§ EXERCISE DETAILS:
In the records below, find each line containing the word "text" and copy it.

§ RECORDS SHOWN:
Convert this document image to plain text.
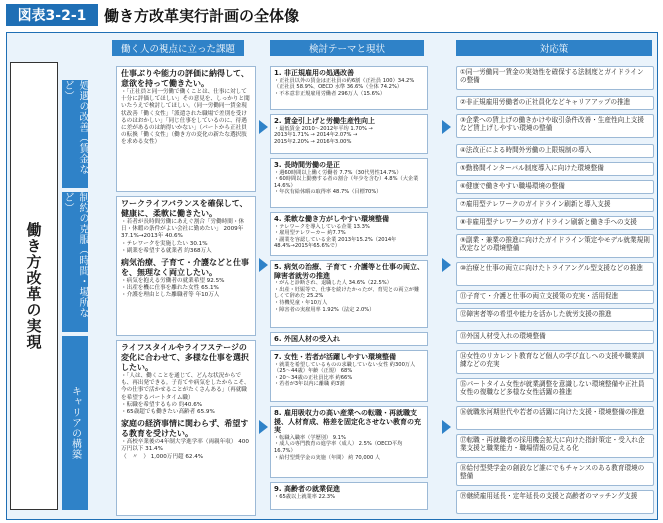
図表3-2-1	働き方改革実行計画の全体像
働き方改革の実現
処遇の改善（賃金など）
制約の克服（時間・場所など）
キャリアの構築
働く人の視点に立った課題	検討テーマと現状	対応策
仕事ぶりや能力の評価に納得して、意欲を持って働きたい。
・「正社員と同一労働で働くことは、仕事に対して十分に評価してほしい」その意見を、しっかりと聞いたうえで検討してほしい。（同一労働同一賃金現状改善「働く女性」「派遣された職場で差別を受けるのはおかしい」「同じ仕事をしているのに、待遇に差があるのは納得いかない」（パートから正社員の転換「働く女性」（働き方の変化の新たな選択肢を求める女性）
ワークライフバランスを確保して、健康に、柔軟に働きたい。
・若者が長時間労働にあえぐ割合「労働時間・休日・休暇の条件がよい会社に勤めたい」 2009年 37.1%→2013年 40.6%
・テレワークを実施したい 30.1%
・副業を希望する就業者 約368万人
病気治療、子育て・介護などと仕事を、無理なく両立したい。
・病気を抱える労働者の就業希望 92.5%
・出産を機に仕事を離れた女性 65.1%
・介護を理由とした離職者等 年10万人
ライフスタイルやライフステージの変化に合わせて、多様な仕事を選択したい。
・「人は、働くことを通じて、どんな状況からでも、再出発できる。子育てや病気をしたからこそ、今の仕事で活かせることがたくさんある」（再就職を希望するパートタイム職）
・転職を希望するもの 約40.6%
・65歳超でも働きたい高齢者 65.9%
家庭の経済事情に関わらず、希望する教育を受けたい。
・高校卒業後の4年制大学進学率（両親年収） 400万円以下 31.4%
（　〃　） 1,000万円超 62.4%
1. 非正規雇用の処遇改善
・正社員以外の賃金は正社員の約6割（正社員 100）34.2%（正社員 58.9%、OECD 水準 36.6%（全体 74.2%）
・不本意非正規雇用労働者 296万人（15.6%）
2. 賃金引上げと労働生産性向上
・最低賃金 2010～2012年平均 1.70% →
2013年1.71% → 2014年2.07% →
2015年2.20% → 2016年3.00%
3. 長時間労働の是正
・週60時間以上働く労働者 7.7%（30代男性14.7%）
・60時間以上勤務する者の割合（年少を含む）4.8%（大企業 14.6%）
・年次有給休暇の取得率 48.7%（目標70%）
4. 柔軟な働き方がしやすい環境整備
・テレワークを導入している企業 13.3%
・雇用型テレワーカー 約7.7%
・副業を容認している企業 2013年15.2%（2014年48.4%→2015年65.6%で）
5. 病気の治療、子育て・介護等と仕事の両立、障害者就労の推進
・がんと診断され、退職した人 34.6%（22.5%）
・出産・妊娠等で、仕事を続けたかったが、育児との両立が難しくて辞めた 25.2%
・待機児童・年10万人
・障害者の実雇用率 1.92%（法定 2.0%）
6. 外国人材の受入れ
7. 女性・若者が活躍しやすい環境整備
・就業を希望しているものの求職していない女性 約300万人
（25～44歳）年齢（正規） 68%
・20～34歳の正社員比率 約66%
・若者が3年以内に離職 約3割
8. 雇用吸収力の高い産業への転職・再就職支援、人材育成、格差を固定化させない教育の充実
・転職入職率（学歴別） 9.1%
・成人の専門教育の進学率（成人） 2.5%（OECD平均 16.7%）
・給付型奨学金の実施（年間） 約 70,000 人
9. 高齢者の就業促進
・65歳以上就業率 22.3%
①同一労働同一賃金の実効性を確保する法制度とガイドラインの整備
②非正規雇用労働者の正社員化などキャリアアップの推進
③企業への賃上げの働きかけや取引条件改善・生産性向上支援など賃上げしやすい環境の整備
④法改正による時間外労働の上限規制の導入
⑤勤務間インターバル制度導入に向けた環境整備
⑥健康で働きやすい職場環境の整備
⑦雇用型テレワークのガイドライン刷新と導入支援
⑧非雇用型テレワークのガイドライン刷新と働き手への支援
⑨副業・兼業の推進に向けたガイドライン策定やモデル就業規則改定などの環境整備
⑩治療と仕事の両立に向けたトライアングル型支援などの推進
⑪子育て・介護と仕事の両立支援策の充実・活用促進
⑫障害者等の希望や能力を活かした就労支援の推進
⑬外国人材受入れの環境整備
⑭女性のリカレント教育など個人の学び直しへの支援や職業訓練などの充実
⑮パートタイム女性が就業調整を意識しない環境整備や正社員女性の復職など多様な女性活躍の推進
⑯就職氷河期世代や若者の活躍に向けた支援・環境整備の推進
⑰転職・再就職者の採用機会拡大に向けた指針策定・受入れ企業支援と職業能力・職場情報の見える化
⑱給付型奨学金の創設など誰にでもチャンスのある教育環境の整備
⑲継続雇用延長・定年延長の支援と高齢者のマッチング支援
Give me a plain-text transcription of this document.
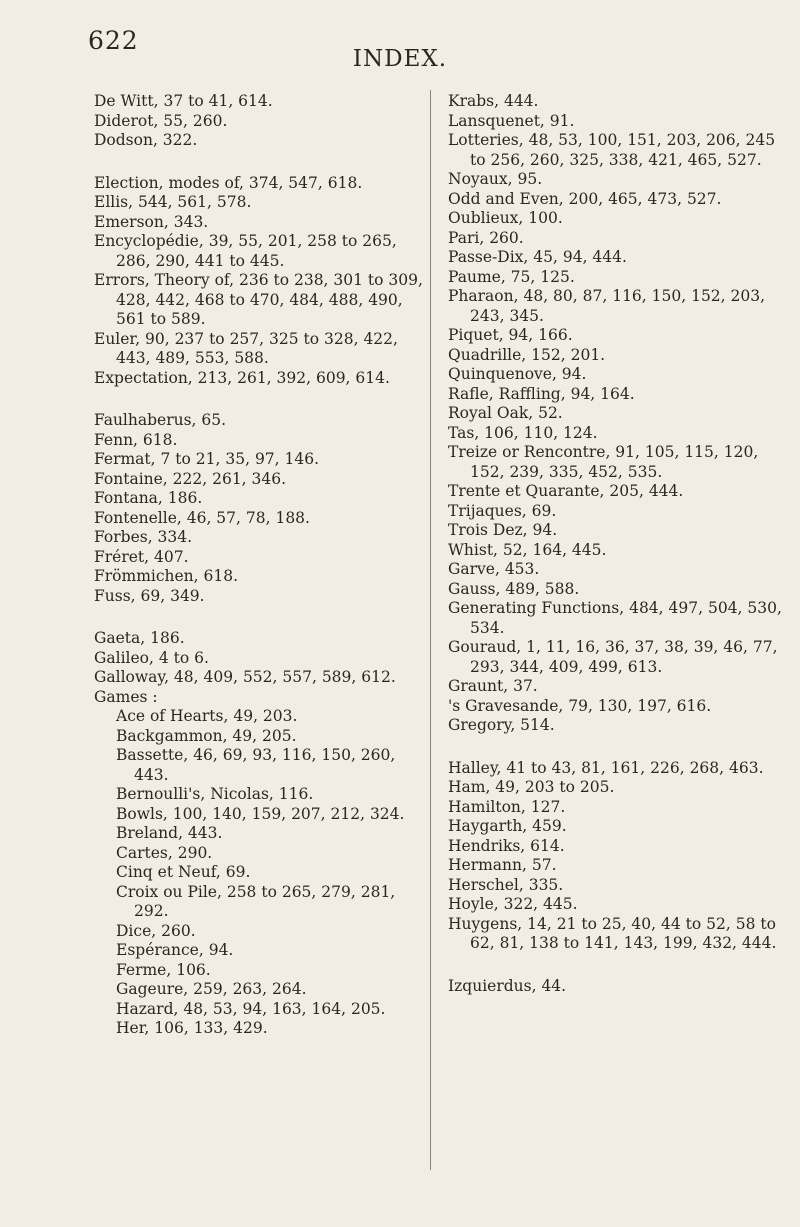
622
INDEX.
De Witt, 37 to 41, 614.
Diderot, 55, 260.
Dodson, 322.
Election, modes of, 374, 547, 618.
Ellis, 544, 561, 578.
Emerson, 343.
Encyclopédie, 39, 55, 201, 258 to 265, 286, 290, 441 to 445.
Errors, Theory of, 236 to 238, 301 to 309, 428, 442, 468 to 470, 484, 488, 490, 561 to 589.
Euler, 90, 237 to 257, 325 to 328, 422, 443, 489, 553, 588.
Expectation, 213, 261, 392, 609, 614.
Faulhaberus, 65.
Fenn, 618.
Fermat, 7 to 21, 35, 97, 146.
Fontaine, 222, 261, 346.
Fontana, 186.
Fontenelle, 46, 57, 78, 188.
Forbes, 334.
Fréret, 407.
Frömmichen, 618.
Fuss, 69, 349.
Gaeta, 186.
Galileo, 4 to 6.
Galloway, 48, 409, 552, 557, 589, 612.
Games :
Ace of Hearts, 49, 203.
Backgammon, 49, 205.
Bassette, 46, 69, 93, 116, 150, 260, 443.
Bernoulli's, Nicolas, 116.
Bowls, 100, 140, 159, 207, 212, 324.
Breland, 443.
Cartes, 290.
Cinq et Neuf, 69.
Croix ou Pile, 258 to 265, 279, 281, 292.
Dice, 260.
Espérance, 94.
Ferme, 106.
Gageure, 259, 263, 264.
Hazard, 48, 53, 94, 163, 164, 205.
Her, 106, 133, 429.
Krabs, 444.
Lansquenet, 91.
Lotteries, 48, 53, 100, 151, 203, 206, 245 to 256, 260, 325, 338, 421, 465, 527.
Noyaux, 95.
Odd and Even, 200, 465, 473, 527.
Oublieux, 100.
Pari, 260.
Passe-Dix, 45, 94, 444.
Paume, 75, 125.
Pharaon, 48, 80, 87, 116, 150, 152, 203, 243, 345.
Piquet, 94, 166.
Quadrille, 152, 201.
Quinquenove, 94.
Rafle, Raffling, 94, 164.
Royal Oak, 52.
Tas, 106, 110, 124.
Treize or Rencontre, 91, 105, 115, 120, 152, 239, 335, 452, 535.
Trente et Quarante, 205, 444.
Trijaques, 69.
Trois Dez, 94.
Whist, 52, 164, 445.
Garve, 453.
Gauss, 489, 588.
Generating Functions, 484, 497, 504, 530, 534.
Gouraud, 1, 11, 16, 36, 37, 38, 39, 46, 77, 293, 344, 409, 499, 613.
Graunt, 37.
's Gravesande, 79, 130, 197, 616.
Gregory, 514.
Halley, 41 to 43, 81, 161, 226, 268, 463.
Ham, 49, 203 to 205.
Hamilton, 127.
Haygarth, 459.
Hendriks, 614.
Hermann, 57.
Herschel, 335.
Hoyle, 322, 445.
Huygens, 14, 21 to 25, 40, 44 to 52, 58 to 62, 81, 138 to 141, 143, 199, 432, 444.
Izquierdus, 44.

§ TASK ANSWER:
Convert this document image to plain text.
Give me a plain-text transcription of this document.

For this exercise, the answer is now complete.